(What is required)
Each record needs to be echoed exactly; can you do that?

(Dataset rows)

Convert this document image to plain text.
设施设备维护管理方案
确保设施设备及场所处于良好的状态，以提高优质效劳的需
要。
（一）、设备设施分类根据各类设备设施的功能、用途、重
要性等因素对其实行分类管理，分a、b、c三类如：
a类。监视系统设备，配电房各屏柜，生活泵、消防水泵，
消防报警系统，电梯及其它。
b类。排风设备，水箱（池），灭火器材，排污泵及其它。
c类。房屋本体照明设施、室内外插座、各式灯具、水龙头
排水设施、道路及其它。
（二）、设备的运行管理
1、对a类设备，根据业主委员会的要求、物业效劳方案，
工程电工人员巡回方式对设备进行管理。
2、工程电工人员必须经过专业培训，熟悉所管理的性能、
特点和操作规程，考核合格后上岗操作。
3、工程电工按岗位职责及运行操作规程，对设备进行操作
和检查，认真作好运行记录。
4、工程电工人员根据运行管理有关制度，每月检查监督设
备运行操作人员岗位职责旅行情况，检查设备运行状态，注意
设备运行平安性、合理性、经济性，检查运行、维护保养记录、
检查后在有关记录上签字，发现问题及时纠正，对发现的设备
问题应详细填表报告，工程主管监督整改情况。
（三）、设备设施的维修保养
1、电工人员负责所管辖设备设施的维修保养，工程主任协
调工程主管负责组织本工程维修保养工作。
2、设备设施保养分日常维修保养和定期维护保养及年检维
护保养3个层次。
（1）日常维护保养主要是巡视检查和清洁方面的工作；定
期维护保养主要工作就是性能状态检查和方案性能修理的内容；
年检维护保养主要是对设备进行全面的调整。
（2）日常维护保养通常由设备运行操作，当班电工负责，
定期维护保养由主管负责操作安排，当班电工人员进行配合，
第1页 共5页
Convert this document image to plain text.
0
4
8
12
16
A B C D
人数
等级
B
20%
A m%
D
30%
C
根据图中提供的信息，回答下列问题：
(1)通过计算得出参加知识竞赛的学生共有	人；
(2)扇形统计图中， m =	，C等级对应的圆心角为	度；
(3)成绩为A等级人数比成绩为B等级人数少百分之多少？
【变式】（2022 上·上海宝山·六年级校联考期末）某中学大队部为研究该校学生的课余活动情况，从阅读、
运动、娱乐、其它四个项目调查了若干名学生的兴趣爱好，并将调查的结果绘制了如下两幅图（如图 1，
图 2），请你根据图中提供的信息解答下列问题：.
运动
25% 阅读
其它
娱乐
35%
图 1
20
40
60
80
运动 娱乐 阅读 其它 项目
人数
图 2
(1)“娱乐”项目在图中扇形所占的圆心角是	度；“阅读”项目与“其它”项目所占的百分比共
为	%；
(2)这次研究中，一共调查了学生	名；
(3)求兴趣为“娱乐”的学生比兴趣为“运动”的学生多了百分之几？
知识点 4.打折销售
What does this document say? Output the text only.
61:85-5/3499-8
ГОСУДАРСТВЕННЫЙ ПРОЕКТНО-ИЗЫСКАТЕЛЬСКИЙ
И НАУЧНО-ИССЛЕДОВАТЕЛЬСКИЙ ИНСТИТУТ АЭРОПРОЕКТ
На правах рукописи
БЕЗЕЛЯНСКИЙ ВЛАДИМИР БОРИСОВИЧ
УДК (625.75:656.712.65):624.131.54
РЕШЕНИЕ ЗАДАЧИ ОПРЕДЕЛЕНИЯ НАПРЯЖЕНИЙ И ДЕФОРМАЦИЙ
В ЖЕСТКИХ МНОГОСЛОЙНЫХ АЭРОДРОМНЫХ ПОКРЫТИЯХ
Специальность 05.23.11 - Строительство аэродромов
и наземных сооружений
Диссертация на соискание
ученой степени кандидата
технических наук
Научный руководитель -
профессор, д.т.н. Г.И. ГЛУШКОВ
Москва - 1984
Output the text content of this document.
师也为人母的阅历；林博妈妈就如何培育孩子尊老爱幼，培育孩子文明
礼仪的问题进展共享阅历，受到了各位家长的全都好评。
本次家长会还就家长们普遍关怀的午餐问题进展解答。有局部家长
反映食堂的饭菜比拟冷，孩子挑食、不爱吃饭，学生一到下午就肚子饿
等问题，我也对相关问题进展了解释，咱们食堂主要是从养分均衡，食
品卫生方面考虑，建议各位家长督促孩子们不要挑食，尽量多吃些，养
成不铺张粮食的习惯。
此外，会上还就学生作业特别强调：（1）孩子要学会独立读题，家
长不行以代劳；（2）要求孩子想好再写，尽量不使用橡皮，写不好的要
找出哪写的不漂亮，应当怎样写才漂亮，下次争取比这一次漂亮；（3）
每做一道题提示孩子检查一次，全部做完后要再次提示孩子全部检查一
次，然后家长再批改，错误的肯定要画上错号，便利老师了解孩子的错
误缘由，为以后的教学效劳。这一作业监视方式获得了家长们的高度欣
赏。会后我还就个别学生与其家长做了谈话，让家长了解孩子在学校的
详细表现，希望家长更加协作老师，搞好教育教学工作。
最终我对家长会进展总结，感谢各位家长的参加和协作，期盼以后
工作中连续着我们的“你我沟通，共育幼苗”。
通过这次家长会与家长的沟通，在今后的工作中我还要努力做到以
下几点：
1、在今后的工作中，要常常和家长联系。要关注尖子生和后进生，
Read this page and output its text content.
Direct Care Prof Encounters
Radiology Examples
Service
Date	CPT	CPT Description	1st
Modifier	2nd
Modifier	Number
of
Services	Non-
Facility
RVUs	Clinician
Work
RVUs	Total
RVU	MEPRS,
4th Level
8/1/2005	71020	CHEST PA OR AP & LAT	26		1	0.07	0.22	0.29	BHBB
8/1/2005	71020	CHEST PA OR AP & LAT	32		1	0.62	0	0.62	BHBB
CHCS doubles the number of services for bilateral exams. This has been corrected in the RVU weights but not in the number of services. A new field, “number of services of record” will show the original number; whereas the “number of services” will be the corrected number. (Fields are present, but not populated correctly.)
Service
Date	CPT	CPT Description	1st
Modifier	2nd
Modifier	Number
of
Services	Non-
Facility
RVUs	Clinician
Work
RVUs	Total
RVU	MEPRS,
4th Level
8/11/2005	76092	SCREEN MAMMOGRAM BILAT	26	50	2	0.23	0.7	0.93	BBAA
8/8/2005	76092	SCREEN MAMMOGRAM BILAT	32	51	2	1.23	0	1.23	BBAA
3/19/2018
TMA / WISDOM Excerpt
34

(The reply)
Convert this document image to plain text.
设施设备维护管理方案
确保设施设备及场所处于良好的状态，以提高优质效劳的需
要。
（一）、设备设施分类根据各类设备设施的功能、用途、重
要性等因素对其实行分类管理，分a、b、c三类如：
a类。监视系统设备，配电房各屏柜，生活泵、消防水泵，
消防报警系统，电梯及其它。
b类。排风设备，水箱（池），灭火器材，排污泵及其它。
c类。房屋本体照明设施、室内外插座、各式灯具、水龙头
排水设施、道路及其它。
（二）、设备的运行管理
1、对a类设备，根据业主委员会的要求、物业效劳方案，
工程电工人员巡回方式对设备进行管理。
2、工程电工人员必须经过专业培训，熟悉所管理的性能、
特点和操作规程，考核合格后上岗操作。
3、工程电工按岗位职责及运行操作规程，对设备进行操作
和检查，认真作好运行记录。
4、工程电工人员根据运行管理有关制度，每月检查监督设
备运行操作人员岗位职责旅行情况，检查设备运行状态，注意
设备运行平安性、合理性、经济性，检查运行、维护保养记录、
检查后在有关记录上签字，发现问题及时纠正，对发现的设备
问题应详细填表报告，工程主管监督整改情况。
（三）、设备设施的维修保养
1、电工人员负责所管辖设备设施的维修保养，工程主任协
调工程主管负责组织本工程维修保养工作。
2、设备设施保养分日常维修保养和定期维护保养及年检维
护保养3个层次。
（1）日常维护保养主要是巡视检查和清洁方面的工作；定
期维护保养主要工作就是性能状态检查和方案性能修理的内容；
年检维护保养主要是对设备进行全面的调整。
（2）日常维护保养通常由设备运行操作，当班电工负责，
定期维护保养由主管负责操作安排，当班电工人员进行配合，
第1页 共5页
Convert this document image to plain text.
0
4
8
12
16
A B C D
人数
等级
B
20%
A m%
D
30%
C
根据图中提供的信息，回答下列问题：
(1)通过计算得出参加知识竞赛的学生共有	人；
(2)扇形统计图中， m =	，C等级对应的圆心角为	度；
(3)成绩为A等级人数比成绩为B等级人数少百分之多少？
【变式】（2022 上·上海宝山·六年级校联考期末）某中学大队部为研究该校学生的课余活动情况，从阅读、
运动、娱乐、其它四个项目调查了若干名学生的兴趣爱好，并将调查的结果绘制了如下两幅图（如图 1，
图 2），请你根据图中提供的信息解答下列问题：.
运动
25% 阅读
其它
娱乐
35%
图 1
20
40
60
80
运动 娱乐 阅读 其它 项目
人数
图 2
(1)“娱乐”项目在图中扇形所占的圆心角是	度；“阅读”项目与“其它”项目所占的百分比共
为	%；
(2)这次研究中，一共调查了学生	名；
(3)求兴趣为“娱乐”的学生比兴趣为“运动”的学生多了百分之几？
知识点 4.打折销售
What does this document say? Output the text only.
61:85-5/3499-8
ГОСУДАРСТВЕННЫЙ ПРОЕКТНО-ИЗЫСКАТЕЛЬСКИЙ
И НАУЧНО-ИССЛЕДОВАТЕЛЬСКИЙ ИНСТИТУТ АЭРОПРОЕКТ
На правах рукописи
БЕЗЕЛЯНСКИЙ ВЛАДИМИР БОРИСОВИЧ
УДК (625.75:656.712.65):624.131.54
РЕШЕНИЕ ЗАДАЧИ ОПРЕДЕЛЕНИЯ НАПРЯЖЕНИЙ И ДЕФОРМАЦИЙ
В ЖЕСТКИХ МНОГОСЛОЙНЫХ АЭРОДРОМНЫХ ПОКРЫТИЯХ
Специальность 05.23.11 - Строительство аэродромов
и наземных сооружений
Диссертация на соискание
ученой степени кандидата
технических наук
Научный руководитель -
профессор, д.т.н. Г.И. ГЛУШКОВ
Москва - 1984
Output the text content of this document.
师也为人母的阅历；林博妈妈就如何培育孩子尊老爱幼，培育孩子文明
礼仪的问题进展共享阅历，受到了各位家长的全都好评。
本次家长会还就家长们普遍关怀的午餐问题进展解答。有局部家长
反映食堂的饭菜比拟冷，孩子挑食、不爱吃饭，学生一到下午就肚子饿
等问题，我也对相关问题进展了解释，咱们食堂主要是从养分均衡，食
品卫生方面考虑，建议各位家长督促孩子们不要挑食，尽量多吃些，养
成不铺张粮食的习惯。
此外，会上还就学生作业特别强调：（1）孩子要学会独立读题，家
长不行以代劳；（2）要求孩子想好再写，尽量不使用橡皮，写不好的要
找出哪写的不漂亮，应当怎样写才漂亮，下次争取比这一次漂亮；（3）
每做一道题提示孩子检查一次，全部做完后要再次提示孩子全部检查一
次，然后家长再批改，错误的肯定要画上错号，便利老师了解孩子的错
误缘由，为以后的教学效劳。这一作业监视方式获得了家长们的高度欣
赏。会后我还就个别学生与其家长做了谈话，让家长了解孩子在学校的
详细表现，希望家长更加协作老师，搞好教育教学工作。
最终我对家长会进展总结，感谢各位家长的参加和协作，期盼以后
工作中连续着我们的“你我沟通，共育幼苗”。
通过这次家长会与家长的沟通，在今后的工作中我还要努力做到以
下几点：
1、在今后的工作中，要常常和家长联系。要关注尖子生和后进生，
Read this page and output its text content.
Direct Care Prof Encounters
Radiology Examples
Service
Date	CPT	CPT Description	1st
Modifier	2nd
Modifier	Number
of
Services	Non-
Facility
RVUs	Clinician
Work
RVUs	Total
RVU	MEPRS,
4th Level
8/1/2005	71020	CHEST PA OR AP & LAT	26		1	0.07	0.22	0.29	BHBB
8/1/2005	71020	CHEST PA OR AP & LAT	32		1	0.62	0	0.62	BHBB
CHCS doubles the number of services for bilateral exams. This has been corrected in the RVU weights but not in the number of services. A new field, “number of services of record” will show the original number; whereas the “number of services” will be the corrected number. (Fields are present, but not populated correctly.)
Service
Date	CPT	CPT Description	1st
Modifier	2nd
Modifier	Number
of
Services	Non-
Facility
RVUs	Clinician
Work
RVUs	Total
RVU	MEPRS,
4th Level
8/11/2005	76092	SCREEN MAMMOGRAM BILAT	26	50	2	0.23	0.7	0.93	BBAA
8/8/2005	76092	SCREEN MAMMOGRAM BILAT	32	51	2	1.23	0	1.23	BBAA
3/19/2018
TMA / WISDOM Excerpt
34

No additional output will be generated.